··· SOURCE DATA

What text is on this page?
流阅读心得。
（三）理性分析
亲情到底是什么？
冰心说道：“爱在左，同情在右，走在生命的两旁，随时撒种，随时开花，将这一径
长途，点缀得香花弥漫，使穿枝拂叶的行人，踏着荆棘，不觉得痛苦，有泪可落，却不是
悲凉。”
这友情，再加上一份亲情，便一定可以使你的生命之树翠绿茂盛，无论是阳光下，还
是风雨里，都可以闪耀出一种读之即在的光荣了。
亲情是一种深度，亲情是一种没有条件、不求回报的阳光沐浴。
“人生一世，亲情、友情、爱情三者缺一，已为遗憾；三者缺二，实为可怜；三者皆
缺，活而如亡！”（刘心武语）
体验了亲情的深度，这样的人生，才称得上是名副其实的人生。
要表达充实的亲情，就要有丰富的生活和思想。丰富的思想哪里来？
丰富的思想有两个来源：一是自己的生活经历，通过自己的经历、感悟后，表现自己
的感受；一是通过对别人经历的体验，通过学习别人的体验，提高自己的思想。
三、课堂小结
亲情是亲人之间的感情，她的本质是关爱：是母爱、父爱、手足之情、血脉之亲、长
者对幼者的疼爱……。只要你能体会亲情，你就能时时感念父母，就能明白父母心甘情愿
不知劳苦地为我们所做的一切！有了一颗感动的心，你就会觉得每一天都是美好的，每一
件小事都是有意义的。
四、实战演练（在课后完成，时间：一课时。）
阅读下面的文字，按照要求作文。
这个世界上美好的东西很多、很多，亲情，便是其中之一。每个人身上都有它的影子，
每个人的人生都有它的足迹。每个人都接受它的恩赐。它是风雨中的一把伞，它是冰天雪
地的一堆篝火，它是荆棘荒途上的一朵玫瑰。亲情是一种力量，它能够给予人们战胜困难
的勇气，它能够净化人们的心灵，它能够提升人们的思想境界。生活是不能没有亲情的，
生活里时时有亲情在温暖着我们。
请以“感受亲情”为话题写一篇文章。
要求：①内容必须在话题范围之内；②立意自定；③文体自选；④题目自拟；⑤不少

······

From the listing above, extract every line exactly as it stands.

RESPONSE TO THIS EXERCISE:
What text is on this page?
流阅读心得。
（三）理性分析
亲情到底是什么？
冰心说道：“爱在左，同情在右，走在生命的两旁，随时撒种，随时开花，将这一径
长途，点缀得香花弥漫，使穿枝拂叶的行人，踏着荆棘，不觉得痛苦，有泪可落，却不是
悲凉。”
这友情，再加上一份亲情，便一定可以使你的生命之树翠绿茂盛，无论是阳光下，还
是风雨里，都可以闪耀出一种读之即在的光荣了。
亲情是一种深度，亲情是一种没有条件、不求回报的阳光沐浴。
“人生一世，亲情、友情、爱情三者缺一，已为遗憾；三者缺二，实为可怜；三者皆
缺，活而如亡！”（刘心武语）
体验了亲情的深度，这样的人生，才称得上是名副其实的人生。
要表达充实的亲情，就要有丰富的生活和思想。丰富的思想哪里来？
丰富的思想有两个来源：一是自己的生活经历，通过自己的经历、感悟后，表现自己
的感受；一是通过对别人经历的体验，通过学习别人的体验，提高自己的思想。
三、课堂小结
亲情是亲人之间的感情，她的本质是关爱：是母爱、父爱、手足之情、血脉之亲、长
者对幼者的疼爱……。只要你能体会亲情，你就能时时感念父母，就能明白父母心甘情愿
不知劳苦地为我们所做的一切！有了一颗感动的心，你就会觉得每一天都是美好的，每一
件小事都是有意义的。
四、实战演练（在课后完成，时间：一课时。）
阅读下面的文字，按照要求作文。
这个世界上美好的东西很多、很多，亲情，便是其中之一。每个人身上都有它的影子，
每个人的人生都有它的足迹。每个人都接受它的恩赐。它是风雨中的一把伞，它是冰天雪
地的一堆篝火，它是荆棘荒途上的一朵玫瑰。亲情是一种力量，它能够给予人们战胜困难
的勇气，它能够净化人们的心灵，它能够提升人们的思想境界。生活是不能没有亲情的，
生活里时时有亲情在温暖着我们。
请以“感受亲情”为话题写一篇文章。
要求：①内容必须在话题范围之内；②立意自定；③文体自选；④题目自拟；⑤不少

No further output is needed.